◆ **Exercise brief**
Quote the lines from the start of the items through the line that contains "tag-color[interactable] bbox=[352, 402, 378, 428]", keeping both ends and copying every character exactly.

Extracted data items
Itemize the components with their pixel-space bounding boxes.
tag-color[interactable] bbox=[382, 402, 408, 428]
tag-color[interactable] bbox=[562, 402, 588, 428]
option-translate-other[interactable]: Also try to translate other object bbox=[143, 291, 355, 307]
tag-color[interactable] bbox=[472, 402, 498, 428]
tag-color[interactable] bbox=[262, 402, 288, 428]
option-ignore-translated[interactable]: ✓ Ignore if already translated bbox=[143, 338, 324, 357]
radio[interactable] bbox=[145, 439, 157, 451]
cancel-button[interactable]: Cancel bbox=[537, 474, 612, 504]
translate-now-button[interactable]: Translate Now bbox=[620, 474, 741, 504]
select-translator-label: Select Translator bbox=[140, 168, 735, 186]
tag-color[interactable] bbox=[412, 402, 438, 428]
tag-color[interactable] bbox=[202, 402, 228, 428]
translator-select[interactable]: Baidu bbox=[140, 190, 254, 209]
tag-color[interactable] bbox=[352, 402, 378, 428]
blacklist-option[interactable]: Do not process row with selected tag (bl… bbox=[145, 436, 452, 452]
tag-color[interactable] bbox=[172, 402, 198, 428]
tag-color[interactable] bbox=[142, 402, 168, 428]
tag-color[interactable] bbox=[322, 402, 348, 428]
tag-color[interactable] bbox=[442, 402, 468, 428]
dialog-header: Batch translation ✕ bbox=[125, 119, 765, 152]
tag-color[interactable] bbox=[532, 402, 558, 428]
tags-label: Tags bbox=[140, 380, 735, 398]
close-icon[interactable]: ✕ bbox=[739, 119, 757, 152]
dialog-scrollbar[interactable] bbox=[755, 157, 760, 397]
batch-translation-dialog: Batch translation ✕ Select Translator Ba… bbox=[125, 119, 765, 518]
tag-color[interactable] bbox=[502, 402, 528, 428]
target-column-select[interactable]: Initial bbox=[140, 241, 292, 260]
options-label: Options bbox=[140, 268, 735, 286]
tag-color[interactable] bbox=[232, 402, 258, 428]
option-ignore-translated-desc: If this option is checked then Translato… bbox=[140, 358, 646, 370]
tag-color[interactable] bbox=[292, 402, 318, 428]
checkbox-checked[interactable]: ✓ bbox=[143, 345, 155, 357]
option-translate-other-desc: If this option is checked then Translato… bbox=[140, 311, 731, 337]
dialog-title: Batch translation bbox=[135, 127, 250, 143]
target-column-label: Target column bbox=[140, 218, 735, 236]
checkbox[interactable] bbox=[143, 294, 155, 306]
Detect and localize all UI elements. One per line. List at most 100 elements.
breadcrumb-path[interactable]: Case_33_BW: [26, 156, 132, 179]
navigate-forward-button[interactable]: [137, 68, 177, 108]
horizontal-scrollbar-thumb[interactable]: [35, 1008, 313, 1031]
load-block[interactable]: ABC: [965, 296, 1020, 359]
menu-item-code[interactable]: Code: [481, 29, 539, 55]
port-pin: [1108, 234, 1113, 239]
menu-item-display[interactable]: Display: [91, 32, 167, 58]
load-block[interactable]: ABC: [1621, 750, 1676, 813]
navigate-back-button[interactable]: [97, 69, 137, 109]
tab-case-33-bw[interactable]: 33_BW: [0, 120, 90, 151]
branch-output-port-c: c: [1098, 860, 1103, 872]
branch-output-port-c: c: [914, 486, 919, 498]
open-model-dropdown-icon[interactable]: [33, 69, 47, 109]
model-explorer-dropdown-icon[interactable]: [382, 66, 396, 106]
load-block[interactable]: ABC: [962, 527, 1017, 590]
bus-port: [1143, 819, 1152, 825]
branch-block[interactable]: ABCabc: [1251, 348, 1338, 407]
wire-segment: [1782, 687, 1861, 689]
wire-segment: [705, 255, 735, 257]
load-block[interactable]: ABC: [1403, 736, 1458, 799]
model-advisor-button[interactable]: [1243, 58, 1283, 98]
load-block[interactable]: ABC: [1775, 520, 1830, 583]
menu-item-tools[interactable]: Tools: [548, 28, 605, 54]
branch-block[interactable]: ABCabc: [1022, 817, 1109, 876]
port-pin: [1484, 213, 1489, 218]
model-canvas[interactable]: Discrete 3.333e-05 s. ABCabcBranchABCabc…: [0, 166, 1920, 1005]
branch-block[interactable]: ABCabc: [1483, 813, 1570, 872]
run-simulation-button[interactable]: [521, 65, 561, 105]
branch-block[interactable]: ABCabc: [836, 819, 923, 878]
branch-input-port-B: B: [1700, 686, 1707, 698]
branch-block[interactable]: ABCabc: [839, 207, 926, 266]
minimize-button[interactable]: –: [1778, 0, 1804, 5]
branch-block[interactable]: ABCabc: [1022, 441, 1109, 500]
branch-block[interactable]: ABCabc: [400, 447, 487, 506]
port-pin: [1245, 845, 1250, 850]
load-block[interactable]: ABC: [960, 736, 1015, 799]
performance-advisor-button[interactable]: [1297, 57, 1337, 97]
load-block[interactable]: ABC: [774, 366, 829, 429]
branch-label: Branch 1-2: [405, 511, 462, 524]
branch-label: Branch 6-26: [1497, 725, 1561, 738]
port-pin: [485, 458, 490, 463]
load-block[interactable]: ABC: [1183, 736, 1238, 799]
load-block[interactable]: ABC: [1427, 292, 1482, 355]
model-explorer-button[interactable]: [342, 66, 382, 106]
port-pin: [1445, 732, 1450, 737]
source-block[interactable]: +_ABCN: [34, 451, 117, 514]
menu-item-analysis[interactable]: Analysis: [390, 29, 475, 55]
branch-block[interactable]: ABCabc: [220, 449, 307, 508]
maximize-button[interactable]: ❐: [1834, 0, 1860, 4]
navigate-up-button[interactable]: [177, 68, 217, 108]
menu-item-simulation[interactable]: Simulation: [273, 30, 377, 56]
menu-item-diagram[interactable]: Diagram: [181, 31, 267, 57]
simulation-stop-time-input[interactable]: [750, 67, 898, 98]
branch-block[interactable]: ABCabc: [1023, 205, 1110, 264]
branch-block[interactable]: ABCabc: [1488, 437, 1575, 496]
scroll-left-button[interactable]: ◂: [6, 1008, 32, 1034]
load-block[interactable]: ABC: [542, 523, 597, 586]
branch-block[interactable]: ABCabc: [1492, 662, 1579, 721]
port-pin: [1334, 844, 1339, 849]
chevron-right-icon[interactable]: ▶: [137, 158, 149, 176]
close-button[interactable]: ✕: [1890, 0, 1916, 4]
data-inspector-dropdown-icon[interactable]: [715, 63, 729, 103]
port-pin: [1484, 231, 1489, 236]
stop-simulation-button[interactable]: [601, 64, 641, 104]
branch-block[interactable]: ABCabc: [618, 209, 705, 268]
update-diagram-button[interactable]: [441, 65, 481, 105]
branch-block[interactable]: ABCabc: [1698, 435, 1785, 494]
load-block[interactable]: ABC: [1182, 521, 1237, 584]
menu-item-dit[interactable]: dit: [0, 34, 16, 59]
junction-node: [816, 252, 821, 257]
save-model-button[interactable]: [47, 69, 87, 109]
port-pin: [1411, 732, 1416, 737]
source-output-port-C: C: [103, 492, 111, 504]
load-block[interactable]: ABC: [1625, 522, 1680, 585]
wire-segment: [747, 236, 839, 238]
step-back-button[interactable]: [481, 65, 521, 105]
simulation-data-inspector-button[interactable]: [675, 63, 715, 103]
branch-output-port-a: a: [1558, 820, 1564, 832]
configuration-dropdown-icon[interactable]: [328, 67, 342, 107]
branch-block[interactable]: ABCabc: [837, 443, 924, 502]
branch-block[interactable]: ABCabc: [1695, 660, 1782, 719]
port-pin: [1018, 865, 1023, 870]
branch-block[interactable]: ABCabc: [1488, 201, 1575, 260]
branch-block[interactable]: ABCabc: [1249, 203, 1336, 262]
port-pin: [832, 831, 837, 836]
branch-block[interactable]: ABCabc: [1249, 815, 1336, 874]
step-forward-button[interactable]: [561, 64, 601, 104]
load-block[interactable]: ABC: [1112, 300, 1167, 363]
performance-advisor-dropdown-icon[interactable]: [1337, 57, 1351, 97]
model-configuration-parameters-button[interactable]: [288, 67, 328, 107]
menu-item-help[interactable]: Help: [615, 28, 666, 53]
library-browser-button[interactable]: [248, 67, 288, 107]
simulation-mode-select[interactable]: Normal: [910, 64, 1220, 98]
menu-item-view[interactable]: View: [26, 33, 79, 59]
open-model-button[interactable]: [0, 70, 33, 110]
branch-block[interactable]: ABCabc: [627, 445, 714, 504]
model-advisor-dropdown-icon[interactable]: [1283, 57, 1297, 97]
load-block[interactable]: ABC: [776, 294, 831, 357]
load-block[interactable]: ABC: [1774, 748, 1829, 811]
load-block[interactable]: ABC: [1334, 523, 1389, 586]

◆ **Answer for the task**
Itemize the components with their pixel-space bounding boxes.
tag-color[interactable] bbox=[382, 402, 408, 428]
tag-color[interactable] bbox=[562, 402, 588, 428]
option-translate-other[interactable]: Also try to translate other object bbox=[143, 291, 355, 307]
tag-color[interactable] bbox=[472, 402, 498, 428]
tag-color[interactable] bbox=[262, 402, 288, 428]
option-ignore-translated[interactable]: ✓ Ignore if already translated bbox=[143, 338, 324, 357]
radio[interactable] bbox=[145, 439, 157, 451]
cancel-button[interactable]: Cancel bbox=[537, 474, 612, 504]
translate-now-button[interactable]: Translate Now bbox=[620, 474, 741, 504]
select-translator-label: Select Translator bbox=[140, 168, 735, 186]
tag-color[interactable] bbox=[412, 402, 438, 428]
tag-color[interactable] bbox=[202, 402, 228, 428]
translator-select[interactable]: Baidu bbox=[140, 190, 254, 209]
tag-color[interactable] bbox=[352, 402, 378, 428]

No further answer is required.